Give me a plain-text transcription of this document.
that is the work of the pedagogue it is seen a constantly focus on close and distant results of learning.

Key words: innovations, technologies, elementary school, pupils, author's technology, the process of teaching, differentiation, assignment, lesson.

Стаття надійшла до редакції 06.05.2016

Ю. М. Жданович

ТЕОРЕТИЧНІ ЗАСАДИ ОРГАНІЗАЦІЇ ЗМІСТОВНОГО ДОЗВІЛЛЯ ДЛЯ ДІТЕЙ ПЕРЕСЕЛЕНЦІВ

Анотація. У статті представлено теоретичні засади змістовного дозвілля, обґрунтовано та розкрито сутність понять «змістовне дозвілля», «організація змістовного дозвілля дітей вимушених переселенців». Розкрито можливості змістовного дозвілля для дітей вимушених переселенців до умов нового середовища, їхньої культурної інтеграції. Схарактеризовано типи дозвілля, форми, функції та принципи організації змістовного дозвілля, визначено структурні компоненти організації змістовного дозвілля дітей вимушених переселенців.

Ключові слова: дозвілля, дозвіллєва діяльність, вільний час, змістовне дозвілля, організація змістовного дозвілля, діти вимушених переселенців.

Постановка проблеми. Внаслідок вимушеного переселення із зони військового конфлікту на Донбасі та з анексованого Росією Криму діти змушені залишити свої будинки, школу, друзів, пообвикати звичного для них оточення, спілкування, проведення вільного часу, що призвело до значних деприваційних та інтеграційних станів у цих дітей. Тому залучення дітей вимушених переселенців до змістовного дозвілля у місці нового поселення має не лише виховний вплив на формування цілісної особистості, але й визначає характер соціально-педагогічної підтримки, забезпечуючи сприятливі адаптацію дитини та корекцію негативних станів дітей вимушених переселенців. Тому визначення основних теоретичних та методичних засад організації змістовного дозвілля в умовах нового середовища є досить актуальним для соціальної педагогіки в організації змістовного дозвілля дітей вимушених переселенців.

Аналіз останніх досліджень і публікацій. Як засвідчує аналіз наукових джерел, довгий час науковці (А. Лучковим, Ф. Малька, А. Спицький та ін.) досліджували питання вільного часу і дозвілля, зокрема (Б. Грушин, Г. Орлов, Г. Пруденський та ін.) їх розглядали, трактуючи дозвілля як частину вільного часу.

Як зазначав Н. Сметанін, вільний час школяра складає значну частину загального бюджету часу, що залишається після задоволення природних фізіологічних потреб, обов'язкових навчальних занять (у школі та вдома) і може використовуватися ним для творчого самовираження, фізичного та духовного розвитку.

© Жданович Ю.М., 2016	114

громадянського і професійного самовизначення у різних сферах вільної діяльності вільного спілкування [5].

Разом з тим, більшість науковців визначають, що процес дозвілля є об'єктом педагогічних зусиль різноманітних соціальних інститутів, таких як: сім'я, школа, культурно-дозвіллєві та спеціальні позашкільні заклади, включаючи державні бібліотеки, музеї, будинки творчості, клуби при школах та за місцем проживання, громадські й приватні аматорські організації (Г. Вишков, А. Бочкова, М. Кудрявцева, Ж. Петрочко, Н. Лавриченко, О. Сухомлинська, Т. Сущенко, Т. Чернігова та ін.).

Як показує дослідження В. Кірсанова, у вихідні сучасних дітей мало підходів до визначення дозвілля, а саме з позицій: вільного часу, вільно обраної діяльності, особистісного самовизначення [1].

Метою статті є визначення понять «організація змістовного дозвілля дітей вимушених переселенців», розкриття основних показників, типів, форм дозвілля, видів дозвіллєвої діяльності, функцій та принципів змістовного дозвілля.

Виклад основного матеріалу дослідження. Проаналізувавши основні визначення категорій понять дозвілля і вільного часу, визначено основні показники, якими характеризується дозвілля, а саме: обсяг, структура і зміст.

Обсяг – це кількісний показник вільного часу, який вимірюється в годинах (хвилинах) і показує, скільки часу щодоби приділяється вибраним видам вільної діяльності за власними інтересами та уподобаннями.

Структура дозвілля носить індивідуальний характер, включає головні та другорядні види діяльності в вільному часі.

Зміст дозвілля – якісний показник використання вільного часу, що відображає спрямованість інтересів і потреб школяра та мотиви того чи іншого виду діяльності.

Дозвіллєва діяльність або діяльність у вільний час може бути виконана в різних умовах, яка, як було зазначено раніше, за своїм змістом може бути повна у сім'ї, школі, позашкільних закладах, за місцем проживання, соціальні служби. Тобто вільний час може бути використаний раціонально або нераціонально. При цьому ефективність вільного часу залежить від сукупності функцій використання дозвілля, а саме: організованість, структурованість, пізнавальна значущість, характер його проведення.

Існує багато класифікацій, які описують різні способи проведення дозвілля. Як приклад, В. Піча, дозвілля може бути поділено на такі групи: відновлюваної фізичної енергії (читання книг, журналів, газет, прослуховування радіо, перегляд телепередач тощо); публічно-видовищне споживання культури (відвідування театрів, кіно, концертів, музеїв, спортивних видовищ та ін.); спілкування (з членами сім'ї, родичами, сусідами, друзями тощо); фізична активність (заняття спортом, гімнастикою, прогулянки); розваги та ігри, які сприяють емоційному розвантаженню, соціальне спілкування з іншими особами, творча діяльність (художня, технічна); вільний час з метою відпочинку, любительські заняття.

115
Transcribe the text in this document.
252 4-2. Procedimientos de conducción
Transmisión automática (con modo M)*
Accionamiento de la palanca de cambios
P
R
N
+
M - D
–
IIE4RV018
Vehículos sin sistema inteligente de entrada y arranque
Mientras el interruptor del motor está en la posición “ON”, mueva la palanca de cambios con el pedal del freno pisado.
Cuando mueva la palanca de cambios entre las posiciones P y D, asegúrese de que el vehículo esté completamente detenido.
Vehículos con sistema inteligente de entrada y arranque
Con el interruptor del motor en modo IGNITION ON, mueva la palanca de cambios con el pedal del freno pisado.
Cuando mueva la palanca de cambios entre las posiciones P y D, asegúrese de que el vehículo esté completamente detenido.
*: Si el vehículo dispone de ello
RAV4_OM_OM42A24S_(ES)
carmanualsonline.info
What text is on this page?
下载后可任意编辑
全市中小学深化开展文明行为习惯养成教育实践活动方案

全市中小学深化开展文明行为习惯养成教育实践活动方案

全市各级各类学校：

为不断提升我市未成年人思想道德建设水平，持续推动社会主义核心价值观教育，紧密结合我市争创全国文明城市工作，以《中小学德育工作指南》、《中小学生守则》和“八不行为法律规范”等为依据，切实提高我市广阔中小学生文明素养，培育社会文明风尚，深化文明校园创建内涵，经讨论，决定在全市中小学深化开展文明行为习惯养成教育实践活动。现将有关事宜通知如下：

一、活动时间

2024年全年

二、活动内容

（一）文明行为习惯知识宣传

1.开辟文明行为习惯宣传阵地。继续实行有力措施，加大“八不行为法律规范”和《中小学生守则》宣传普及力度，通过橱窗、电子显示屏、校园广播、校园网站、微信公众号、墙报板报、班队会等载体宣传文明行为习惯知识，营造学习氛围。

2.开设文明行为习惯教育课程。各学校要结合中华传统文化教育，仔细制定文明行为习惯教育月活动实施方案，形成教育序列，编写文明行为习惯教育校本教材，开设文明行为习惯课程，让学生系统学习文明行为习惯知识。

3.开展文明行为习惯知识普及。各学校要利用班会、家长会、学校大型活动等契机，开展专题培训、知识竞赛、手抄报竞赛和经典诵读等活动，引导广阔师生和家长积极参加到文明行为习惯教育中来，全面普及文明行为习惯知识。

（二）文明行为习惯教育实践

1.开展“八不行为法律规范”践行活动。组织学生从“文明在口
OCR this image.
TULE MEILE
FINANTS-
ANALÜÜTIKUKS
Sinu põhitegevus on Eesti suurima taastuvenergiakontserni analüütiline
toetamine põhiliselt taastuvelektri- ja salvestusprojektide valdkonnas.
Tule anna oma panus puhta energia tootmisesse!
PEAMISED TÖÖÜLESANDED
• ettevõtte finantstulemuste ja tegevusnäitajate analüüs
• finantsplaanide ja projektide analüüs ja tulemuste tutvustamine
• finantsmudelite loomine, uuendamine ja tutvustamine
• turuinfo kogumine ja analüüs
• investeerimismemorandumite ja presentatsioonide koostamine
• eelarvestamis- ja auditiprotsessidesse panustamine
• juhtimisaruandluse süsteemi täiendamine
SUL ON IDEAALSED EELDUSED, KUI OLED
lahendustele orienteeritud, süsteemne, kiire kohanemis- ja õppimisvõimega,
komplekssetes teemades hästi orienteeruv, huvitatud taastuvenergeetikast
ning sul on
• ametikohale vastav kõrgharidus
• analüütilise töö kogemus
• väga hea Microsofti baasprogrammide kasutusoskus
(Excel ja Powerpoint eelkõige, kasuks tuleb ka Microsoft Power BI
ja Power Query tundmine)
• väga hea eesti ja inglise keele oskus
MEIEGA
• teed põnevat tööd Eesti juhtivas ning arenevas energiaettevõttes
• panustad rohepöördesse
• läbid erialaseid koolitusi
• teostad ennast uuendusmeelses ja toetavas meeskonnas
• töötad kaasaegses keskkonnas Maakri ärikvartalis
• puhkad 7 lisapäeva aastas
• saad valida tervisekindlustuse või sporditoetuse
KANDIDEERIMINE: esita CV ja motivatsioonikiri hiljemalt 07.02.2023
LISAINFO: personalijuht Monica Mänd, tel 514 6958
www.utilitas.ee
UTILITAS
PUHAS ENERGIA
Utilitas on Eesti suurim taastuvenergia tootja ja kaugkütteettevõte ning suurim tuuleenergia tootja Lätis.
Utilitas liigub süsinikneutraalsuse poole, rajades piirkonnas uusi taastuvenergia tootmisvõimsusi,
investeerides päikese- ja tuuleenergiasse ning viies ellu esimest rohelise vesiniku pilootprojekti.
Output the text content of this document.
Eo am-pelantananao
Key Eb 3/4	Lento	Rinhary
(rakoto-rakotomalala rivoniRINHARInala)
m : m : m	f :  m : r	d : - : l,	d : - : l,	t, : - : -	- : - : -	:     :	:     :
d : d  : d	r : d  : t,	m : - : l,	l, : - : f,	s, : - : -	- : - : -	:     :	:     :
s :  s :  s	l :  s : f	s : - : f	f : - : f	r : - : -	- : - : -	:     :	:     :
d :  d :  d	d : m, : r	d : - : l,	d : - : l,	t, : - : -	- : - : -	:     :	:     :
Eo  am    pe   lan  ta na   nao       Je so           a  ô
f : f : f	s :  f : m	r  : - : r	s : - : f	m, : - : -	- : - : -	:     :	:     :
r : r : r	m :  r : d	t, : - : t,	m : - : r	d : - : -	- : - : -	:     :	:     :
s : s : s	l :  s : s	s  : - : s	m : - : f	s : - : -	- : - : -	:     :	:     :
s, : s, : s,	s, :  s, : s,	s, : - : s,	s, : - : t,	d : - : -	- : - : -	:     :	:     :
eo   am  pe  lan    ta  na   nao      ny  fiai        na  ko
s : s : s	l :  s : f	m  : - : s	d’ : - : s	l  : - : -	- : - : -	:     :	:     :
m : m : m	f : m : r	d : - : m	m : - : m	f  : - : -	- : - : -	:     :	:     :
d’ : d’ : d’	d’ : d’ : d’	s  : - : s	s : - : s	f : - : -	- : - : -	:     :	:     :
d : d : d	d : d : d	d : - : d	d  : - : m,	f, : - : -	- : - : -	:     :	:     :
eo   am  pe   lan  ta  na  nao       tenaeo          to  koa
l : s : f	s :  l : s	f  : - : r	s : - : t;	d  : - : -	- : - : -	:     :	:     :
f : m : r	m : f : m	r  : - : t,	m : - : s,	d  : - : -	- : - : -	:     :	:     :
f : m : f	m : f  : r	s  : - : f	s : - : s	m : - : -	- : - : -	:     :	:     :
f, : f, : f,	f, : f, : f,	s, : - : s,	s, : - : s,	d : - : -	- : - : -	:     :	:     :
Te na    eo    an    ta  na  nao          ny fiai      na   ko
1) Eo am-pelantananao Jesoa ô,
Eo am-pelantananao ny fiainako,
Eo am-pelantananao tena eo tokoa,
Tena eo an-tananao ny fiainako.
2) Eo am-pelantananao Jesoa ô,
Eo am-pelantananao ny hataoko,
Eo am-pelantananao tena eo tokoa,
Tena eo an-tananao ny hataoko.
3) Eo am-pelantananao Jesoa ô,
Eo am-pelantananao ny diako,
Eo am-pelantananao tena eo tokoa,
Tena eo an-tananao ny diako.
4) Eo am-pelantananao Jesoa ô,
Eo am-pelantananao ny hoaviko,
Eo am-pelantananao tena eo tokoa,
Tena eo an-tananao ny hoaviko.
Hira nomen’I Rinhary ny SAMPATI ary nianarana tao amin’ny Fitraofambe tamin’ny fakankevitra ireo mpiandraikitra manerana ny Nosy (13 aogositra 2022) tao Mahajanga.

-=-=-

YOUR OBJECTIVE: Using the records above, select and copy every line that has the word "Power".

TASK RESULT:
(Excel ja Powerpoint eelkõige, kasuks tuleb ka Microsoft Power BI
ja Power Query tundmine)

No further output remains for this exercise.